- _Goal of the exercise_: Below are some records; retype all of them exactly.

- _Supplied data_:
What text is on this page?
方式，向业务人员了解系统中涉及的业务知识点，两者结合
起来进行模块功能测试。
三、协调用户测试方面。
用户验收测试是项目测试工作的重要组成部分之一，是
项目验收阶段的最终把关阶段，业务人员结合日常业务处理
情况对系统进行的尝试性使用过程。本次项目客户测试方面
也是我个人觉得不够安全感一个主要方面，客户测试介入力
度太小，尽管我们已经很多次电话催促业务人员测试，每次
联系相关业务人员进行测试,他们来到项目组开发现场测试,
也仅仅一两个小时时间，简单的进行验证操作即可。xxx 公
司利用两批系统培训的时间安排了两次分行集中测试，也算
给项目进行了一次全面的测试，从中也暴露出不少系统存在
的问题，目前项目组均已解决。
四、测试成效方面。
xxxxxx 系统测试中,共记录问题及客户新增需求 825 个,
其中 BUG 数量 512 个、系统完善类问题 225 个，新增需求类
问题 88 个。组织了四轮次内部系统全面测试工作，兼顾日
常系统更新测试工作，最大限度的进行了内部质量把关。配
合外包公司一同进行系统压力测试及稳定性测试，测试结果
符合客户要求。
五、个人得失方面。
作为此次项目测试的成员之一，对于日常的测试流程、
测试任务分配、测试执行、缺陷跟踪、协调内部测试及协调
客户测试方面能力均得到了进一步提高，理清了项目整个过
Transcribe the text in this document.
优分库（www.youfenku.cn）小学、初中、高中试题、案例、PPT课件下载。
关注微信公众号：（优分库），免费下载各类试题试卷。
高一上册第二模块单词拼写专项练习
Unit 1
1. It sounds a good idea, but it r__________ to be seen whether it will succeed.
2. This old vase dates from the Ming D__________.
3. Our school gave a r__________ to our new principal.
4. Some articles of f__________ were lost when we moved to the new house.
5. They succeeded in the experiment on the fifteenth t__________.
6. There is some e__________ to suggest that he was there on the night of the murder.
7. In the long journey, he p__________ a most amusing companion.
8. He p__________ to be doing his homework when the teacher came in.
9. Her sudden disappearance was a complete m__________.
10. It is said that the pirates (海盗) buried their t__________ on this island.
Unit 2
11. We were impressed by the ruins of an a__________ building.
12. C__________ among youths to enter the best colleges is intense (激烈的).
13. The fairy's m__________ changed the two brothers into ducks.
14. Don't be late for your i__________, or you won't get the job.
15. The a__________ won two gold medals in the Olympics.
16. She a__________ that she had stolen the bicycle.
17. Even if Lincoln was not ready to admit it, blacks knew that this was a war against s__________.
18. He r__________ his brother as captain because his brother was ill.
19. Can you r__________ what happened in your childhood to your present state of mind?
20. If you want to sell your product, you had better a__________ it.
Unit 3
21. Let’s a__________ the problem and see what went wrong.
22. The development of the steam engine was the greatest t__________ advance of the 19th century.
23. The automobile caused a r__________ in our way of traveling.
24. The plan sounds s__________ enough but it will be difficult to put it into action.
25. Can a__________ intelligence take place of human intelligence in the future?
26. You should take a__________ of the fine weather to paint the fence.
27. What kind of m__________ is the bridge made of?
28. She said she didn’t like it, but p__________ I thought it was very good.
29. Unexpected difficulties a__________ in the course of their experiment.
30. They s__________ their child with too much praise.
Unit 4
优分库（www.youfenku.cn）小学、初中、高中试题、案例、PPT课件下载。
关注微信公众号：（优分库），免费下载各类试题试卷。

- _Output for this exercise_:
What text is on this page?
方式，向业务人员了解系统中涉及的业务知识点，两者结合
起来进行模块功能测试。
三、协调用户测试方面。
用户验收测试是项目测试工作的重要组成部分之一，是
项目验收阶段的最终把关阶段，业务人员结合日常业务处理
情况对系统进行的尝试性使用过程。本次项目客户测试方面
也是我个人觉得不够安全感一个主要方面，客户测试介入力
度太小，尽管我们已经很多次电话催促业务人员测试，每次
联系相关业务人员进行测试,他们来到项目组开发现场测试,
也仅仅一两个小时时间，简单的进行验证操作即可。xxx 公
司利用两批系统培训的时间安排了两次分行集中测试，也算
给项目进行了一次全面的测试，从中也暴露出不少系统存在
的问题，目前项目组均已解决。
四、测试成效方面。
xxxxxx 系统测试中,共记录问题及客户新增需求 825 个,
其中 BUG 数量 512 个、系统完善类问题 225 个，新增需求类
问题 88 个。组织了四轮次内部系统全面测试工作，兼顾日
常系统更新测试工作，最大限度的进行了内部质量把关。配
合外包公司一同进行系统压力测试及稳定性测试，测试结果
符合客户要求。
五、个人得失方面。
作为此次项目测试的成员之一，对于日常的测试流程、
测试任务分配、测试执行、缺陷跟踪、协调内部测试及协调
客户测试方面能力均得到了进一步提高，理清了项目整个过
Transcribe the text in this document.
优分库（www.youfenku.cn）小学、初中、高中试题、案例、PPT课件下载。
关注微信公众号：（优分库），免费下载各类试题试卷。
高一上册第二模块单词拼写专项练习
Unit 1
1. It sounds a good idea, but it r__________ to be seen whether it will succeed.
2. This old vase dates from the Ming D__________.
3. Our school gave a r__________ to our new principal.
4. Some articles of f__________ were lost when we moved to the new house.
5. They succeeded in the experiment on the fifteenth t__________.
6. There is some e__________ to suggest that he was there on the night of the murder.
7. In the long journey, he p__________ a most amusing companion.
8. He p__________ to be doing his homework when the teacher came in.
9. Her sudden disappearance was a complete m__________.
10. It is said that the pirates (海盗) buried their t__________ on this island.
Unit 2
11. We were impressed by the ruins of an a__________ building.
12. C__________ among youths to enter the best colleges is intense (激烈的).
13. The fairy's m__________ changed the two brothers into ducks.
14. Don't be late for your i__________, or you won't get the job.
15. The a__________ won two gold medals in the Olympics.
16. She a__________ that she had stolen the bicycle.
17. Even if Lincoln was not ready to admit it, blacks knew that this was a war against s__________.
18. He r__________ his brother as captain because his brother was ill.
19. Can you r__________ what happened in your childhood to your present state of mind?
20. If you want to sell your product, you had better a__________ it.
Unit 3
21. Let’s a__________ the problem and see what went wrong.
22. The development of the steam engine was the greatest t__________ advance of the 19th century.
23. The automobile caused a r__________ in our way of traveling.
24. The plan sounds s__________ enough but it will be difficult to put it into action.
25. Can a__________ intelligence take place of human intelligence in the future?
26. You should take a__________ of the fine weather to paint the fence.
27. What kind of m__________ is the bridge made of?
28. She said she didn’t like it, but p__________ I thought it was very good.
29. Unexpected difficulties a__________ in the course of their experiment.
30. They s__________ their child with too much praise.
Unit 4
优分库（www.youfenku.cn）小学、初中、高中试题、案例、PPT课件下载。
关注微信公众号：（优分库），免费下载各类试题试卷。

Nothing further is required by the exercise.